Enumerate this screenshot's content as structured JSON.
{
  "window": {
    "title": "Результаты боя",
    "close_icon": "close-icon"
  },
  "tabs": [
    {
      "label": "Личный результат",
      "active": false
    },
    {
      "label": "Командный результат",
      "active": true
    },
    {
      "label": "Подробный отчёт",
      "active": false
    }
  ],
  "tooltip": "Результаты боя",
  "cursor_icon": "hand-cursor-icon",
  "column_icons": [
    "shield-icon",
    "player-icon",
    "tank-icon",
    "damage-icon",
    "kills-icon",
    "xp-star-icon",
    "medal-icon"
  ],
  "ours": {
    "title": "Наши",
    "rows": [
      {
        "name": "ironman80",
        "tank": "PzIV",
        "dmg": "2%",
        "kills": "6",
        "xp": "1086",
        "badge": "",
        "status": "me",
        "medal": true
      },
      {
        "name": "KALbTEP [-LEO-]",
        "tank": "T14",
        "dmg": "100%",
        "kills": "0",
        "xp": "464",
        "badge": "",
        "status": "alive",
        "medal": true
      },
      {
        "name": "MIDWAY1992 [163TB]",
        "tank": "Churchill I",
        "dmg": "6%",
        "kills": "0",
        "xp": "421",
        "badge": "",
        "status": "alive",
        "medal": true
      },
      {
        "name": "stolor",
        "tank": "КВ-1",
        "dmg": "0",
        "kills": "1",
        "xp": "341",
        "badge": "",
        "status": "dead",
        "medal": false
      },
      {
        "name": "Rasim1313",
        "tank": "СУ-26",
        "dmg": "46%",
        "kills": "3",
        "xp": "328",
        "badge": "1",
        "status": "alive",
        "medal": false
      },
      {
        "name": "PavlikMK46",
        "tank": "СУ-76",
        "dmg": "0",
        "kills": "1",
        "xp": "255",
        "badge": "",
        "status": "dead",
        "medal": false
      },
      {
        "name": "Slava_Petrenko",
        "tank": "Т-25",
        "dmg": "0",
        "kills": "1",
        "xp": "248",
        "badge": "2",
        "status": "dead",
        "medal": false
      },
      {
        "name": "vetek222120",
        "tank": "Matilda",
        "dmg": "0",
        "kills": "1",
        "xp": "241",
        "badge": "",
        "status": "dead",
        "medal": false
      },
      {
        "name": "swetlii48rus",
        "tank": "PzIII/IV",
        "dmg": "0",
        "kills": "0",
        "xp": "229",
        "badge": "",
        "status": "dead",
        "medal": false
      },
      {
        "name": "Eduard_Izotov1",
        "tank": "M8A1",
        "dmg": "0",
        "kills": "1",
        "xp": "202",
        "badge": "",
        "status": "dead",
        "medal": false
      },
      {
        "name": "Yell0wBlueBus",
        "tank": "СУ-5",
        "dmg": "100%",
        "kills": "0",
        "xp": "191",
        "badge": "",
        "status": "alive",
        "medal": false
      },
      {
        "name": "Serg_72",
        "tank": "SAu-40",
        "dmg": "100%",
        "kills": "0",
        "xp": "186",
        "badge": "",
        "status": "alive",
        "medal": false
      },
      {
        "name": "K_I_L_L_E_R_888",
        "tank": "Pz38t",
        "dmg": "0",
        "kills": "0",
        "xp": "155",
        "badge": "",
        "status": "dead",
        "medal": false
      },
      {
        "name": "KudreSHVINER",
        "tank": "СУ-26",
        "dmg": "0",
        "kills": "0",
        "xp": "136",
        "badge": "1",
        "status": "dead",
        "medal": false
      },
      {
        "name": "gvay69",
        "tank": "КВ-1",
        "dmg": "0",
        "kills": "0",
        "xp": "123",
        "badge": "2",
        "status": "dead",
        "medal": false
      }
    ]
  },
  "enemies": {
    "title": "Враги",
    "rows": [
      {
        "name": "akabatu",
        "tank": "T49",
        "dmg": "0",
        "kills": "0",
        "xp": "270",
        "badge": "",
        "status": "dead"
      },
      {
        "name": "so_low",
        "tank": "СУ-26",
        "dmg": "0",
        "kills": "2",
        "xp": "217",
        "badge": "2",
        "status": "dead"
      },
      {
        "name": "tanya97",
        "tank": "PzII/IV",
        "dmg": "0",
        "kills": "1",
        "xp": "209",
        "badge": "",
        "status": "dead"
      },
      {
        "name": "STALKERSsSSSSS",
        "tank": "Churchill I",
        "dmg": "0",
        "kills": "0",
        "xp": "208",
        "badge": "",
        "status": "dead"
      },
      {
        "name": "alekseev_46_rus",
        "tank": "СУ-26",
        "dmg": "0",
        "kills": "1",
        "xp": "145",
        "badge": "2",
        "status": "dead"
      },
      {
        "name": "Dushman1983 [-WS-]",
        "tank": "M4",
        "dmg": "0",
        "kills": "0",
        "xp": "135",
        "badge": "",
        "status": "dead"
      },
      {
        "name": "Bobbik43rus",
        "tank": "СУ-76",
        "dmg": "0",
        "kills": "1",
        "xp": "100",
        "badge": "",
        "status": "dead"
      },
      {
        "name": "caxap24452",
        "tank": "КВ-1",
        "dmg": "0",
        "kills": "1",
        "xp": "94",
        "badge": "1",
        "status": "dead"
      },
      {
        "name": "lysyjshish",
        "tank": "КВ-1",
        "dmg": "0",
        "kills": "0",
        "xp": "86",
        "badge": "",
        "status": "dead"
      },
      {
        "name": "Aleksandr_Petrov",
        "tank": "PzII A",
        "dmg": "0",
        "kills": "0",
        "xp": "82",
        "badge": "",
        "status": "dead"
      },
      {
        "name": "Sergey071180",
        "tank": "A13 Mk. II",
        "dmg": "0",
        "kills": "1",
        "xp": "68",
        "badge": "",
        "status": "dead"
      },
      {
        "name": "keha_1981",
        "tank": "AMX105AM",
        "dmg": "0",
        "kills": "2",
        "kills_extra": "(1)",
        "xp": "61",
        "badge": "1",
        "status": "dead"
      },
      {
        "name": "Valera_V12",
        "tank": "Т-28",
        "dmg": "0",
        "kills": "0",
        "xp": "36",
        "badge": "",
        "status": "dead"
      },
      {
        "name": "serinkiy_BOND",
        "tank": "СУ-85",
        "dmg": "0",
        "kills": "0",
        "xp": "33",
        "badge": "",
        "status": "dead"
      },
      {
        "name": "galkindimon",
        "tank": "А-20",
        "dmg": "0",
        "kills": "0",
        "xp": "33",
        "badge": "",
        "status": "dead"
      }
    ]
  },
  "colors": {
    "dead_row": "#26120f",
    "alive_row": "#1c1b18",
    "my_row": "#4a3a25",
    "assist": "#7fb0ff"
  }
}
::::
* _Task_
Return the full listing, character for character.

* _Exercise solution_
Enumerate this screenshot's content as structured JSON.
{
  "window": {
    "title": "Результаты боя",
    "close_icon": "close-icon"
  },
  "tabs": [
    {
      "label": "Личный результат",
      "active": false
    },
    {
      "label": "Командный результат",
      "active": true
    },
    {
      "label": "Подробный отчёт",
      "active": false
    }
  ],
  "tooltip": "Результаты боя",
  "cursor_icon": "hand-cursor-icon",
  "column_icons": [
    "shield-icon",
    "player-icon",
    "tank-icon",
    "damage-icon",
    "kills-icon",
    "xp-star-icon",
    "medal-icon"
  ],
  "ours": {
    "title": "Наши",
    "rows": [
      {
        "name": "ironman80",
        "tank": "PzIV",
        "dmg": "2%",
        "kills": "6",
        "xp": "1086",
        "badge": "",
        "status": "me",
        "medal": true
      },
      {
        "name": "KALbTEP [-LEO-]",
        "tank": "T14",
        "dmg": "100%",
        "kills": "0",
        "xp": "464",
        "badge": "",
        "status": "alive",
        "medal": true
      },
      {
        "name": "MIDWAY1992 [163TB]",
        "tank": "Churchill I",
        "dmg": "6%",
        "kills": "0",
        "xp": "421",
        "badge": "",
        "status": "alive",
        "medal": true
      },
      {
        "name": "stolor",
        "tank": "КВ-1",
        "dmg": "0",
        "kills": "1",
        "xp": "341",
        "badge": "",
        "status": "dead",
        "medal": false
      },
      {
        "name": "Rasim1313",
        "tank": "СУ-26",
        "dmg": "46%",
        "kills": "3",
        "xp": "328",
        "badge": "1",
        "status": "alive",
        "medal": false
      },
      {
        "name": "PavlikMK46",
        "tank": "СУ-76",
        "dmg": "0",
        "kills": "1",
        "xp": "255",
        "badge": "",
        "status": "dead",
        "medal": false
      },
      {
        "name": "Slava_Petrenko",
        "tank": "Т-25",
        "dmg": "0",
        "kills": "1",
        "xp": "248",
        "badge": "2",
        "status": "dead",
        "medal": false
      },
      {
        "name": "vetek222120",
        "tank": "Matilda",
        "dmg": "0",
        "kills": "1",
        "xp": "241",
        "badge": "",
        "status": "dead",
        "medal": false
      },
      {
        "name": "swetlii48rus",
        "tank": "PzIII/IV",
        "dmg": "0",
        "kills": "0",
        "xp": "229",
        "badge": "",
        "status": "dead",
        "medal": false
      },
      {
        "name": "Eduard_Izotov1",
        "tank": "M8A1",
        "dmg": "0",
        "kills": "1",
        "xp": "202",
        "badge": "",
        "status": "dead",
        "medal": false
      },
      {
        "name": "Yell0wBlueBus",
        "tank": "СУ-5",
        "dmg": "100%",
        "kills": "0",
        "xp": "191",
        "badge": "",
        "status": "alive",
        "medal": false
      },
      {
        "name": "Serg_72",
        "tank": "SAu-40",
        "dmg": "100%",
        "kills": "0",
        "xp": "186",
        "badge": "",
        "status": "alive",
        "medal": false
      },
      {
        "name": "K_I_L_L_E_R_888",
        "tank": "Pz38t",
        "dmg": "0",
        "kills": "0",
        "xp": "155",
        "badge": "",
        "status": "dead",
        "medal": false
      },
      {
        "name": "KudreSHVINER",
        "tank": "СУ-26",
        "dmg": "0",
        "kills": "0",
        "xp": "136",
        "badge": "1",
        "status": "dead",
        "medal": false
      },
      {
        "name": "gvay69",
        "tank": "КВ-1",
        "dmg": "0",
        "kills": "0",
        "xp": "123",
        "badge": "2",
        "status": "dead",
        "medal": false
      }
    ]
  },
  "enemies": {
    "title": "Враги",
    "rows": [
      {
        "name": "akabatu",
        "tank": "T49",
        "dmg": "0",
        "kills": "0",
        "xp": "270",
        "badge": "",
        "status": "dead"
      },
      {
        "name": "so_low",
        "tank": "СУ-26",
        "dmg": "0",
        "kills": "2",
        "xp": "217",
        "badge": "2",
        "status": "dead"
      },
      {
        "name": "tanya97",
        "tank": "PzII/IV",
        "dmg": "0",
        "kills": "1",
        "xp": "209",
        "badge": "",
        "status": "dead"
      },
      {
        "name": "STALKERSsSSSSS",
        "tank": "Churchill I",
        "dmg": "0",
        "kills": "0",
        "xp": "208",
        "badge": "",
        "status": "dead"
      },
      {
        "name": "alekseev_46_rus",
        "tank": "СУ-26",
        "dmg": "0",
        "kills": "1",
        "xp": "145",
        "badge": "2",
        "status": "dead"
      },
      {
        "name": "Dushman1983 [-WS-]",
        "tank": "M4",
        "dmg": "0",
        "kills": "0",
        "xp": "135",
        "badge": "",
        "status": "dead"
      },
      {
        "name": "Bobbik43rus",
        "tank": "СУ-76",
        "dmg": "0",
        "kills": "1",
        "xp": "100",
        "badge": "",
        "status": "dead"
      },
      {
        "name": "caxap24452",
        "tank": "КВ-1",
        "dmg": "0",
        "kills": "1",
        "xp": "94",
        "badge": "1",
        "status": "dead"
      },
      {
        "name": "lysyjshish",
        "tank": "КВ-1",
        "dmg": "0",
        "kills": "0",
        "xp": "86",
        "badge": "",
        "status": "dead"
      },
      {
        "name": "Aleksandr_Petrov",
        "tank": "PzII A",
        "dmg": "0",
        "kills": "0",
        "xp": "82",
        "badge": "",
        "status": "dead"
      },
      {
        "name": "Sergey071180",
        "tank": "A13 Mk. II",
        "dmg": "0",
        "kills": "1",
        "xp": "68",
        "badge": "",
        "status": "dead"
      },
      {
        "name": "keha_1981",
        "tank": "AMX105AM",
        "dmg": "0",
        "kills": "2",
        "kills_extra": "(1)",
        "xp": "61",
        "badge": "1",
        "status": "dead"
      },
      {
        "name": "Valera_V12",
        "tank": "Т-28",
        "dmg": "0",
        "kills": "0",
        "xp": "36",
        "badge": "",
        "status": "dead"
      },
      {
        "name": "serinkiy_BOND",
        "tank": "СУ-85",
        "dmg": "0",
        "kills": "0",
        "xp": "33",
        "badge": "",
        "status": "dead"
      },
      {
        "name": "galkindimon",
        "tank": "А-20",
        "dmg": "0",
        "kills": "0",
        "xp": "33",
        "badge": "",
        "status": "dead"
      }
    ]
  },
  "colors": {
    "dead_row": "#26120f",
    "alive_row": "#1c1b18",
    "my_row": "#4a3a25",
    "assist": "#7fb0ff"
  }
}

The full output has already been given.